DATASET EXTRACT

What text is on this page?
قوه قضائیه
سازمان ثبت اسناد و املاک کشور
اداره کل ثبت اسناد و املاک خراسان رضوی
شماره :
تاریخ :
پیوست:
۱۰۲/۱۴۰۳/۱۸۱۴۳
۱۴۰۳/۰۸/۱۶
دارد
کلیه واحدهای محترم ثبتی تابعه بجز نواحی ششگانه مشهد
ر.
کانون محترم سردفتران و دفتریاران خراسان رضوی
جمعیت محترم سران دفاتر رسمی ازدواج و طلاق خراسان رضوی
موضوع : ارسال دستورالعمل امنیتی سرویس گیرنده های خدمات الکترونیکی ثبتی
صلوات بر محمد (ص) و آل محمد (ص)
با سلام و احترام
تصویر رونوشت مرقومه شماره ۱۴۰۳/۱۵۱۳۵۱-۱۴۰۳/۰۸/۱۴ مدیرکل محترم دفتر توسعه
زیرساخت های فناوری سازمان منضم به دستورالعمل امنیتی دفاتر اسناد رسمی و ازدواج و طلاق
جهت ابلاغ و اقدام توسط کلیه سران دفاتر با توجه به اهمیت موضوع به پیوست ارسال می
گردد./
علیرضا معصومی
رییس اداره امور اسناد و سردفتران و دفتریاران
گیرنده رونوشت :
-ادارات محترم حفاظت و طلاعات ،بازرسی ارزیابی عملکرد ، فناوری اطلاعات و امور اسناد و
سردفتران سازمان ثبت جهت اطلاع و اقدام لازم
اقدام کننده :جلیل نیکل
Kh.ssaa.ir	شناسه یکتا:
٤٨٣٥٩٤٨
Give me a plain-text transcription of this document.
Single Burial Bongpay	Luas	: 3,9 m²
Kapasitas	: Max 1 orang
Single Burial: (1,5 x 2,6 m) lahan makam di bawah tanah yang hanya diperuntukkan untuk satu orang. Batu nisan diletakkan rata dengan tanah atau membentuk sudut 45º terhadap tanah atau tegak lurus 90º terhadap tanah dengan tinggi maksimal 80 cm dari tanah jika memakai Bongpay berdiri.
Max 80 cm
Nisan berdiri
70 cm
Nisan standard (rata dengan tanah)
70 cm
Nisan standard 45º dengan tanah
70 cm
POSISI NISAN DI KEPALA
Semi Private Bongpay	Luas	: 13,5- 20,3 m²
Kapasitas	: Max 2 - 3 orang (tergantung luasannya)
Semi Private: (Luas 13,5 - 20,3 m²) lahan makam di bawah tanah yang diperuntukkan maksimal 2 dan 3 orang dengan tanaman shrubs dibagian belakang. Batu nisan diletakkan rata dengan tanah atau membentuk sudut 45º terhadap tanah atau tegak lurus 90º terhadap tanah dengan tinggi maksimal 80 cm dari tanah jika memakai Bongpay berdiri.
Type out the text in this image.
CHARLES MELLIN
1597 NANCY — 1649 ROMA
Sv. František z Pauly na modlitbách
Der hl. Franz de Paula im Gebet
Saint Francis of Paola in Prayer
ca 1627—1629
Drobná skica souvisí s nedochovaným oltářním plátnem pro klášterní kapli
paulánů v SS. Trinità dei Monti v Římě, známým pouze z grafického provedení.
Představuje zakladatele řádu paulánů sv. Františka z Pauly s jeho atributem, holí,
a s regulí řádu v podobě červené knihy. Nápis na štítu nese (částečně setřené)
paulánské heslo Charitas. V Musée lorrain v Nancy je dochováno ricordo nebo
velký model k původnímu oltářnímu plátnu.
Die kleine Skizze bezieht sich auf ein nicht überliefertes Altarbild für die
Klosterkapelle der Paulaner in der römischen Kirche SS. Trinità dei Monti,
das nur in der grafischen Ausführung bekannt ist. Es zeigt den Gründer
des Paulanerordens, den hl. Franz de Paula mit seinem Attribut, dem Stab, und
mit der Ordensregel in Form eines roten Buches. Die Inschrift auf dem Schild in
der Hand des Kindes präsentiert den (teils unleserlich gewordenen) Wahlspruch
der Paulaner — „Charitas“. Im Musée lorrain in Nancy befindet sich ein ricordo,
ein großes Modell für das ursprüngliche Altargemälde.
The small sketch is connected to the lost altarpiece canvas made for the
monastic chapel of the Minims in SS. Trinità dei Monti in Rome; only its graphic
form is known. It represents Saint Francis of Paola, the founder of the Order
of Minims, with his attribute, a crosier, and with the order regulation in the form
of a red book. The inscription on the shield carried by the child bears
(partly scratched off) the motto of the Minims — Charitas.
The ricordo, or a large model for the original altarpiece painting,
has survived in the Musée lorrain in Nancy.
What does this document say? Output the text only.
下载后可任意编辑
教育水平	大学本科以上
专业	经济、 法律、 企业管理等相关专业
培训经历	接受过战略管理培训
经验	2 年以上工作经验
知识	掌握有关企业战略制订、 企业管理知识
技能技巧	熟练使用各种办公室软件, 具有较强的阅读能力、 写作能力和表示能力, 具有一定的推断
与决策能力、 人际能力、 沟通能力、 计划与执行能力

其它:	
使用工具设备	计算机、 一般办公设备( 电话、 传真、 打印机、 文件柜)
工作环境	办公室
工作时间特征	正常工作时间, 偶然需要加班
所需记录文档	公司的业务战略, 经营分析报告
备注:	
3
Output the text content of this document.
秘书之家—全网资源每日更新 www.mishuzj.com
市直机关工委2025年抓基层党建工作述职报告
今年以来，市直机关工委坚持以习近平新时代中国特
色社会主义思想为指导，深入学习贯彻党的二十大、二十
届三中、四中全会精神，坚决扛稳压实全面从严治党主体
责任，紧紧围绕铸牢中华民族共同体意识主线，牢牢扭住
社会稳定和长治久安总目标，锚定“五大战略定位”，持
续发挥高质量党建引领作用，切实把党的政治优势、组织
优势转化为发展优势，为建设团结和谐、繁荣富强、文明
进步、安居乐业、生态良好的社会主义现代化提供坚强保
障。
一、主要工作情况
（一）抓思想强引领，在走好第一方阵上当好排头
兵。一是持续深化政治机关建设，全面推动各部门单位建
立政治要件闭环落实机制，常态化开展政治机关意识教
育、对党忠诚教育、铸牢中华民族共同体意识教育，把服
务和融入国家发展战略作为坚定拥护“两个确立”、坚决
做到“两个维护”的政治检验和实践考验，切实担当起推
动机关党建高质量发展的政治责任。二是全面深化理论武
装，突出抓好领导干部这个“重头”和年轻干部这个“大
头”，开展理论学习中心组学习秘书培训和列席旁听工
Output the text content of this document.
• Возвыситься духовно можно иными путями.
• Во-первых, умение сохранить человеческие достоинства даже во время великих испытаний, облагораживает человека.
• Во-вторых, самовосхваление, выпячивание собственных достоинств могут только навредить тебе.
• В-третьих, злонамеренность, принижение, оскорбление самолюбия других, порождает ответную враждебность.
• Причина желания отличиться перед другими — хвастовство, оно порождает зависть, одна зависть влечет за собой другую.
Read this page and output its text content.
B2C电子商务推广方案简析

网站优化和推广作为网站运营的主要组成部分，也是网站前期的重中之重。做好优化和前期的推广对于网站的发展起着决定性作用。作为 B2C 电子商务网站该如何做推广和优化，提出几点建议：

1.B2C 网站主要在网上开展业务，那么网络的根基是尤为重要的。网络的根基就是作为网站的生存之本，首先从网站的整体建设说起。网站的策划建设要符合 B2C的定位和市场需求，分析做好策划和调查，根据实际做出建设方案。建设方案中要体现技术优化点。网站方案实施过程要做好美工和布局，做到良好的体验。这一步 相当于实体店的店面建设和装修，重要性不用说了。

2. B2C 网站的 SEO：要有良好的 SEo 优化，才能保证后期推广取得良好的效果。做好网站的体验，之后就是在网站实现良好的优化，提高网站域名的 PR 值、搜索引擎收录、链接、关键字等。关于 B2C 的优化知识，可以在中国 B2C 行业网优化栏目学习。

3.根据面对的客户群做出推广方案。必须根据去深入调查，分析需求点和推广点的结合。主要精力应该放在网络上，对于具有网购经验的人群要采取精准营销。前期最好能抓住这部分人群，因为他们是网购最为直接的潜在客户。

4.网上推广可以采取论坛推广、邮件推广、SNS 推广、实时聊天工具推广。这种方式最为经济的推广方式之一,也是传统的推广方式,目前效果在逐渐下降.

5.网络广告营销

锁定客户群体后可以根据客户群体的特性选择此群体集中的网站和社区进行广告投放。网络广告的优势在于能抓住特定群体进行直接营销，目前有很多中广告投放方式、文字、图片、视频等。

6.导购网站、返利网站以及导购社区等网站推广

SET TASK
All lines from the line containing "Read this page and output its text content." through the end of the listing above are to be duplicated exactly; include both ends and nothing further.

TASK ANSWER
Read this page and output its text content.
B2C电子商务推广方案简析

网站优化和推广作为网站运营的主要组成部分，也是网站前期的重中之重。做好优化和前期的推广对于网站的发展起着决定性作用。作为 B2C 电子商务网站该如何做推广和优化，提出几点建议：

1.B2C 网站主要在网上开展业务，那么网络的根基是尤为重要的。网络的根基就是作为网站的生存之本，首先从网站的整体建设说起。网站的策划建设要符合 B2C的定位和市场需求，分析做好策划和调查，根据实际做出建设方案。建设方案中要体现技术优化点。网站方案实施过程要做好美工和布局，做到良好的体验。这一步 相当于实体店的店面建设和装修，重要性不用说了。

2. B2C 网站的 SEO：要有良好的 SEo 优化，才能保证后期推广取得良好的效果。做好网站的体验，之后就是在网站实现良好的优化，提高网站域名的 PR 值、搜索引擎收录、链接、关键字等。关于 B2C 的优化知识，可以在中国 B2C 行业网优化栏目学习。

3.根据面对的客户群做出推广方案。必须根据去深入调查，分析需求点和推广点的结合。主要精力应该放在网络上，对于具有网购经验的人群要采取精准营销。前期最好能抓住这部分人群，因为他们是网购最为直接的潜在客户。

4.网上推广可以采取论坛推广、邮件推广、SNS 推广、实时聊天工具推广。这种方式最为经济的推广方式之一,也是传统的推广方式,目前效果在逐渐下降.

5.网络广告营销

锁定客户群体后可以根据客户群体的特性选择此群体集中的网站和社区进行广告投放。网络广告的优势在于能抓住特定群体进行直接营销，目前有很多中广告投放方式、文字、图片、视频等。

6.导购网站、返利网站以及导购社区等网站推广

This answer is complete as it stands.